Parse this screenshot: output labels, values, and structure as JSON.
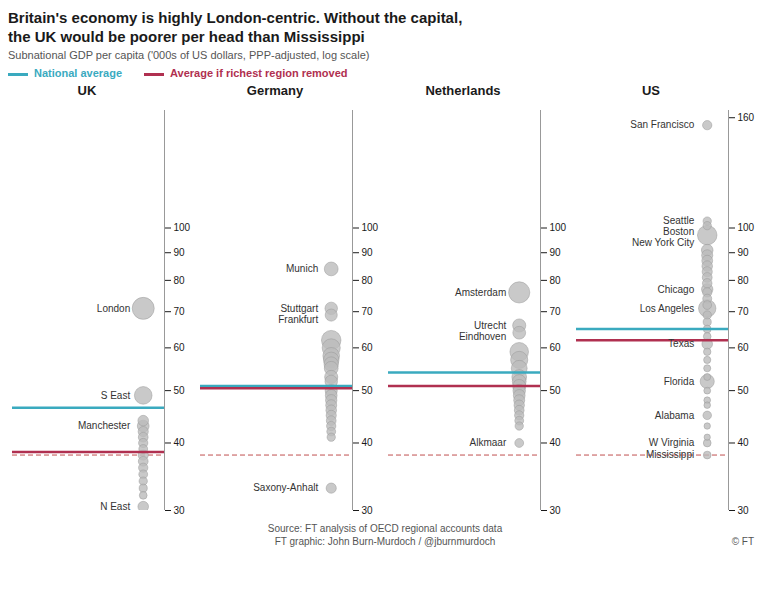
{
  "chart_data": {
    "type": "strip",
    "title": "Britain's economy is highly London-centric. Without the capital,\nthe UK would be poorer per head than Mississippi",
    "subtitle": "Subnational GDP per capita ('000s of US dollars, PPP-adjusted, log scale)",
    "source": [
      "Source: FT analysis of OECD regional accounts data",
      "FT graphic: John Burn-Murdoch / @jburnmurdoch"
    ],
    "copyright": "© FT",
    "log": "y",
    "grid": false,
    "ylim": [
      30,
      165
    ],
    "yticks": [
      30,
      40,
      50,
      60,
      70,
      80,
      90,
      100
    ],
    "color": "#bbbbbb",
    "edge_color": "#999999",
    "series": [
      {
        "name": "UK",
        "values": [
          71,
          49,
          43,
          30.5,
          44,
          42,
          41,
          40,
          39,
          38,
          37,
          36,
          35,
          34,
          33,
          32
        ],
        "sizes": [
          280,
          180,
          80,
          65,
          65,
          60,
          55,
          50,
          45,
          60,
          55,
          50,
          45,
          40,
          38,
          35
        ],
        "labels": [
          "London",
          "S East",
          "Manchester",
          "N East",
          null,
          null,
          null,
          null,
          null,
          null,
          null,
          null,
          null,
          null,
          null,
          null
        ]
      },
      {
        "name": "Germany",
        "values": [
          84,
          71,
          69,
          33,
          62,
          60,
          58,
          57,
          56,
          55,
          53,
          52,
          50,
          49,
          48,
          47,
          46,
          45,
          44,
          43,
          42,
          41
        ],
        "sizes": [
          110,
          90,
          85,
          60,
          220,
          190,
          160,
          140,
          120,
          110,
          100,
          90,
          85,
          80,
          75,
          70,
          65,
          60,
          55,
          50,
          45,
          40
        ],
        "labels": [
          "Munich",
          "Stuttgart",
          "Frankfurt",
          "Saxony-Anhalt",
          null,
          null,
          null,
          null,
          null,
          null,
          null,
          null,
          null,
          null,
          null,
          null,
          null,
          null,
          null,
          null,
          null,
          null
        ]
      },
      {
        "name": "Netherlands",
        "values": [
          76,
          66,
          64,
          40,
          59,
          57,
          55,
          53,
          52,
          51,
          50,
          49,
          48,
          47,
          46,
          45,
          44,
          43
        ],
        "sizes": [
          260,
          100,
          95,
          45,
          200,
          170,
          145,
          125,
          110,
          100,
          90,
          80,
          70,
          62,
          55,
          50,
          45,
          40
        ],
        "labels": [
          "Amsterdam",
          "Utrecht",
          "Eindhoven",
          "Alkmaar",
          null,
          null,
          null,
          null,
          null,
          null,
          null,
          null,
          null,
          null,
          null,
          null,
          null,
          null
        ]
      },
      {
        "name": "US",
        "yticks": [
          30,
          40,
          50,
          60,
          70,
          80,
          90,
          100,
          160
        ],
        "values": [
          155,
          103,
          101,
          97,
          77,
          71,
          61,
          52,
          45,
          40,
          38,
          91,
          89,
          87,
          85,
          83,
          81,
          79,
          76,
          74,
          72,
          69,
          67,
          65,
          63,
          59,
          57,
          55,
          53,
          50,
          48,
          47,
          43,
          41
        ],
        "sizes": [
          50,
          40,
          40,
          220,
          75,
          175,
          65,
          115,
          42,
          35,
          35,
          78,
          72,
          68,
          64,
          60,
          56,
          53,
          50,
          47,
          44,
          41,
          38,
          36,
          34,
          32,
          30,
          29,
          28,
          27,
          26,
          25,
          24,
          23
        ],
        "labels": [
          "San Francisco",
          "Seattle",
          "Boston",
          "New York City",
          "Chicago",
          "Los Angeles",
          "Texas",
          "Florida",
          "Alabama",
          "W Virginia",
          "Mississippi",
          null,
          null,
          null,
          null,
          null,
          null,
          null,
          null,
          null,
          null,
          null,
          null,
          null,
          null,
          null,
          null,
          null,
          null,
          null,
          null,
          null,
          null,
          null
        ]
      }
    ],
    "averages": [
      {
        "name": "National average",
        "color": "#3aaabf",
        "values": [
          46.5,
          51,
          54,
          65
        ]
      },
      {
        "name": "Average if richest region removed",
        "color": "#b03050",
        "values": [
          38.5,
          50.5,
          51,
          62
        ]
      }
    ],
    "reference_line": {
      "value": 38,
      "color": "#c05050",
      "line_style": "dashed"
    }
  }
}
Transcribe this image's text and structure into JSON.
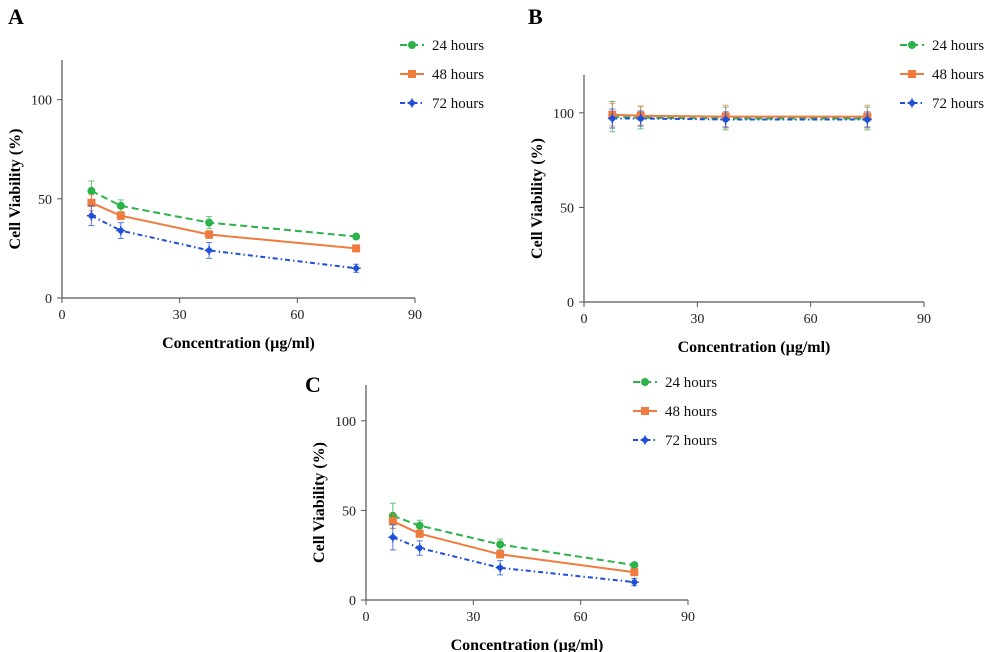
{
  "chart_data": [
    {
      "panel": "A",
      "type": "line",
      "xlabel": "Concentration (µg/ml)",
      "ylabel": "Cell Viability (%)",
      "xlim": [
        0,
        90
      ],
      "ylim": [
        0,
        120
      ],
      "xticks": [
        0,
        30,
        60,
        90
      ],
      "yticks": [
        0,
        50,
        100
      ],
      "legend_position": "top-right",
      "x": [
        7.5,
        15,
        37.5,
        75
      ],
      "series": [
        {
          "name": "24 hours",
          "color": "#2bb34a",
          "style": "dashed",
          "marker": "circle",
          "values": [
            54,
            46.5,
            38,
            31
          ],
          "errors": [
            5,
            3,
            3,
            1
          ]
        },
        {
          "name": "48 hours",
          "color": "#f07b3f",
          "style": "solid",
          "marker": "square",
          "values": [
            48,
            41.5,
            32,
            25
          ],
          "errors": [
            4,
            2,
            2,
            1
          ]
        },
        {
          "name": "72 hours",
          "color": "#1f4fd8",
          "style": "dashdot",
          "marker": "star",
          "values": [
            41.5,
            34,
            24,
            15
          ],
          "errors": [
            5,
            4,
            4,
            2
          ]
        }
      ]
    },
    {
      "panel": "B",
      "type": "line",
      "xlabel": "Concentration (µg/ml)",
      "ylabel": "Cell Viability (%)",
      "xlim": [
        0,
        90
      ],
      "ylim": [
        0,
        120
      ],
      "xticks": [
        0,
        30,
        60,
        90
      ],
      "yticks": [
        0,
        50,
        100
      ],
      "legend_position": "top-right",
      "x": [
        7.5,
        15,
        37.5,
        75
      ],
      "series": [
        {
          "name": "24 hours",
          "color": "#2bb34a",
          "style": "dashed",
          "marker": "circle",
          "values": [
            98,
            97.5,
            97,
            97
          ],
          "errors": [
            8,
            6,
            6,
            6
          ]
        },
        {
          "name": "48 hours",
          "color": "#f07b3f",
          "style": "solid",
          "marker": "square",
          "values": [
            99,
            98.5,
            98,
            98
          ],
          "errors": [
            6,
            5,
            6,
            6
          ]
        },
        {
          "name": "72 hours",
          "color": "#1f4fd8",
          "style": "dashdot",
          "marker": "star",
          "values": [
            97,
            97,
            96.5,
            96.5
          ],
          "errors": [
            5,
            4,
            4,
            4
          ]
        }
      ]
    },
    {
      "panel": "C",
      "type": "line",
      "xlabel": "Concentration (µg/ml)",
      "ylabel": "Cell Viability (%)",
      "xlim": [
        0,
        90
      ],
      "ylim": [
        0,
        120
      ],
      "xticks": [
        0,
        30,
        60,
        90
      ],
      "yticks": [
        0,
        50,
        100
      ],
      "legend_position": "top-right",
      "x": [
        7.5,
        15,
        37.5,
        75
      ],
      "series": [
        {
          "name": "24 hours",
          "color": "#2bb34a",
          "style": "dashed",
          "marker": "circle",
          "values": [
            47,
            41.5,
            31,
            19.5
          ],
          "errors": [
            7,
            3,
            3,
            1
          ]
        },
        {
          "name": "48 hours",
          "color": "#f07b3f",
          "style": "solid",
          "marker": "square",
          "values": [
            44,
            37,
            25.5,
            15.5
          ],
          "errors": [
            4,
            2,
            2,
            1
          ]
        },
        {
          "name": "72 hours",
          "color": "#1f4fd8",
          "style": "dashdot",
          "marker": "star",
          "values": [
            35,
            29,
            18,
            10
          ],
          "errors": [
            7,
            4,
            4,
            2
          ]
        }
      ]
    }
  ]
}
########################################
WHAT IS EXPECTED ▸ From the listing above, copy all lines holding the word "structure".

TASK RESULT ▸
Parse this screenshot: output labels, values, and structure as JSON.
Transcribe this image's text and structure into JSON.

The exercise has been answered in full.